- _阅读材料_:

* * * * * * * * *

BZOJ 3053 The Closest M Points

 

【题目分析】

    典型的KD-Tree例题，求k维空间中的最近点对，只需要在判断的过程中加上一个优先队列，就可以了。

【代码】

    

#include <cstdio>
#include <cstring>
#include <cstdlib>
#include <cmath>
 
#include <set>
#include <map>
#include <string>
#include <algorithm>
#include <vector>
#include <iostream>
#include <queue>
 
using namespace std;
 
#define maxn 1000005
#define inf (0x3f3f3f3f)
#define mk(a,b) make_pair(a,b)
 
int read()
{
    int x=0,f=1; char ch=getchar();
    while (ch<'0'||ch>'9') {if (ch=='-') f=-1; ch=getchar();}
    while (ch>='0'&&ch<='9') {x=x*10+ch-'0'; ch=getchar();}
    return x*f;
}
 
int D,rt,n,base,m,x;
 
struct node{
    int d[6],mx[6],mn[6],l,r;
    int operator [] (int x) {return d[x];}
    void init() {for (int i=0;i<base;++i) d[i]=read();}
}t[maxn],now;
 
bool operator < (node a,node b) {return a[D]<b[D];}
 
void update(int k)
{
    for (int i=0;i<base;++i)

* * * * * * * * *

- _所给资料_:
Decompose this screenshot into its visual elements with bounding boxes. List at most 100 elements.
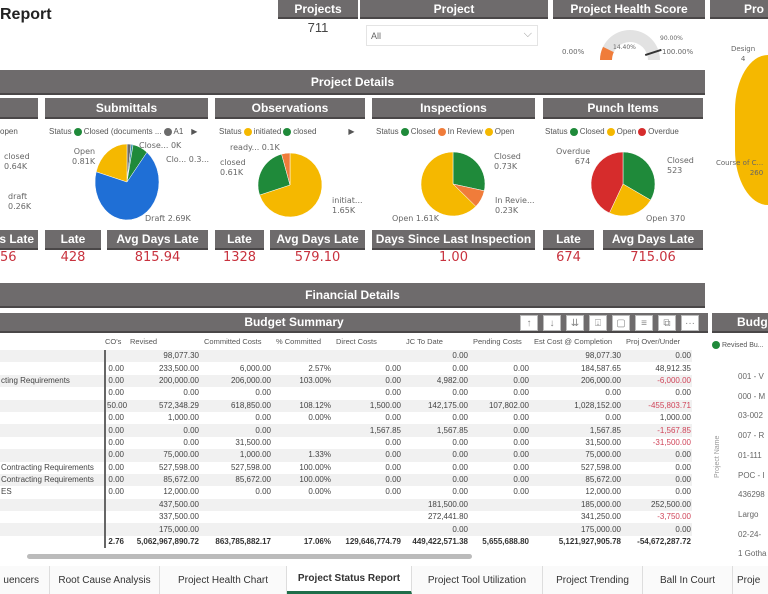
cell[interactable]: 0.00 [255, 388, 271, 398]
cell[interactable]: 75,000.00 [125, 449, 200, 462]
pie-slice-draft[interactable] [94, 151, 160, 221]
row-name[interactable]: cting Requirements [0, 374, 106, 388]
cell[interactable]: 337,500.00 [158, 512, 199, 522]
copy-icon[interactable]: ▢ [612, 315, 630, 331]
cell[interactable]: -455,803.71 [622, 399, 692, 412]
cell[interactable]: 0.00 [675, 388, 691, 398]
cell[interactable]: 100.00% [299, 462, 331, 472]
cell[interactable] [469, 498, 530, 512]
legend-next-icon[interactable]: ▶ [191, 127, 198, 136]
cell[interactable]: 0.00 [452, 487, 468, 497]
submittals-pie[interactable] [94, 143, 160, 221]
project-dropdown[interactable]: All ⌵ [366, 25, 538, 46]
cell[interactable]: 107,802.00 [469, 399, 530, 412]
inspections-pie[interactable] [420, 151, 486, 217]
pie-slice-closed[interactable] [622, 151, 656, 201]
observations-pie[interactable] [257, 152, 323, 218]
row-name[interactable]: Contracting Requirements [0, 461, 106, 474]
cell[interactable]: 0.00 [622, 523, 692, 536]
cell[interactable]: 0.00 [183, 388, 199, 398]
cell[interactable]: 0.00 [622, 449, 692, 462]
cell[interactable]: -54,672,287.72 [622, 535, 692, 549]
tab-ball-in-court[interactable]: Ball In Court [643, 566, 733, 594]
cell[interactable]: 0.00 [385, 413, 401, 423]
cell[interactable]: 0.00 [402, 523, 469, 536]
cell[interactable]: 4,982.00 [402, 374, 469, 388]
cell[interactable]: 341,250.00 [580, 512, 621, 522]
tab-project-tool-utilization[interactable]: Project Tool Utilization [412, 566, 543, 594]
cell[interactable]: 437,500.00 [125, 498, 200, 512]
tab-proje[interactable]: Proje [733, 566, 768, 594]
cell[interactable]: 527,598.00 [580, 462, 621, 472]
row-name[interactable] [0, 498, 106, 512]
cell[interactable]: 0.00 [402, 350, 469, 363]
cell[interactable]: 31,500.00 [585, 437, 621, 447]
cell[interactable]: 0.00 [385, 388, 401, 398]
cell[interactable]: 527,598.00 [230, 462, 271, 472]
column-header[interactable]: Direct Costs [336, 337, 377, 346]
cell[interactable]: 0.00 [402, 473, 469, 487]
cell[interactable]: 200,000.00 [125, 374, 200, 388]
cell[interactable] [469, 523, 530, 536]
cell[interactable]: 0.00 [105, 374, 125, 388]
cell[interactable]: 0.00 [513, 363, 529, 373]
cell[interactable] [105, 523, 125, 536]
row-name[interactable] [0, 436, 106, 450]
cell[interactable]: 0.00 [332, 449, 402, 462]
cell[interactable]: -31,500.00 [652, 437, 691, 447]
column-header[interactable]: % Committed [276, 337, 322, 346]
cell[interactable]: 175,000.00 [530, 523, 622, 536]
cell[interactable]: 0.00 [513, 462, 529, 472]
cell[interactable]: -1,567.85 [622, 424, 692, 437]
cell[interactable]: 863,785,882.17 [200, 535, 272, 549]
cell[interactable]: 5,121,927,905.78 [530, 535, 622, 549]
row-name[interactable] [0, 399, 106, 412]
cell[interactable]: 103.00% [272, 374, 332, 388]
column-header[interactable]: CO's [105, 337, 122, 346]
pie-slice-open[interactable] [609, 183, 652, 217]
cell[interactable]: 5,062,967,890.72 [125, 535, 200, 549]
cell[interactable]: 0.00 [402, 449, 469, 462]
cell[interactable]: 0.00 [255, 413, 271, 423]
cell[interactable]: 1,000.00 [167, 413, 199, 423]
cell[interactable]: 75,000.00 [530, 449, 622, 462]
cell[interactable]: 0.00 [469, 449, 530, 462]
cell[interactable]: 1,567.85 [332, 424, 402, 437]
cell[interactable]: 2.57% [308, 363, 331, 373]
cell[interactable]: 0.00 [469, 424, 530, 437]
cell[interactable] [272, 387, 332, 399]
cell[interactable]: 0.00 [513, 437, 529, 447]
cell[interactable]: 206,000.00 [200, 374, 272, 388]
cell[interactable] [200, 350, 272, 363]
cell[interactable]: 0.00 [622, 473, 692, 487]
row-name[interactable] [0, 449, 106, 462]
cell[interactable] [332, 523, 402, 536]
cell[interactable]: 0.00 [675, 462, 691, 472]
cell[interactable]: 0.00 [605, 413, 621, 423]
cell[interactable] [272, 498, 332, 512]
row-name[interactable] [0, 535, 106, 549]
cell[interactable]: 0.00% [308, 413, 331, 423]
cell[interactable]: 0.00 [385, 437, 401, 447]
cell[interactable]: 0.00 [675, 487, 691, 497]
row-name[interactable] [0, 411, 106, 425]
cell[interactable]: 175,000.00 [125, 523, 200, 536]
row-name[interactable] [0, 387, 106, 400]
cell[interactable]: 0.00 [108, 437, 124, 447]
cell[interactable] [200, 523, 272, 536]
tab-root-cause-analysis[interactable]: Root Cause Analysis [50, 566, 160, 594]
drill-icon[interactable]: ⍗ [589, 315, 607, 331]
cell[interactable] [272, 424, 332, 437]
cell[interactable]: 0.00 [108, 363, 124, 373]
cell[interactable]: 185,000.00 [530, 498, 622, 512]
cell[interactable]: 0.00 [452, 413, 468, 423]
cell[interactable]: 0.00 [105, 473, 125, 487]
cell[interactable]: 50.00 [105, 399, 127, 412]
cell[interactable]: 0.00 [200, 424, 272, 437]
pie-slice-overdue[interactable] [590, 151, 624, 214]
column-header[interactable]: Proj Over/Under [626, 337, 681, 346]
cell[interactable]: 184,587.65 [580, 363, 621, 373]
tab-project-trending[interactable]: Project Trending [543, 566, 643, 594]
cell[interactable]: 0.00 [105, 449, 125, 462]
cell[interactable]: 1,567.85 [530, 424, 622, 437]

* * * * * * * * *

- _练习任务_:
- A) 下列说法与 BZOJ 3053 题解是否相符？（i）题目分析称本题是 KD-Tree 的典型例题；（ii）代码把 maxn 定义为 100005；（iii）结构体 node 中数组 d 的长度为 6。
- B) 请把 BZOJ 3053 题解中从“int D,rt,n,base,m,x;”起，一直到“void update(int k)”为止的全部文字原样抄写出来。
以上记录出自另一来源。

- _练习答案_:
- A)
（i）是：“典型的KD-Tree例题”
（ii）否：“#define maxn 1000005”
（iii）是：“int d[6],mx[6],mn[6],l,r;”

- B)
int D,rt,n,base,m,x;
 
struct node{
    int d[6],mx[6],mn[6],l,r;
    int operator [] (int x) {return d[x];}
    void init() {for (int i=0;i<base;++i) d[i]=read();}
}t[maxn],now;
 
bool operator < (node a,node b) {return a[D]<b[D];}
 
void update(int k)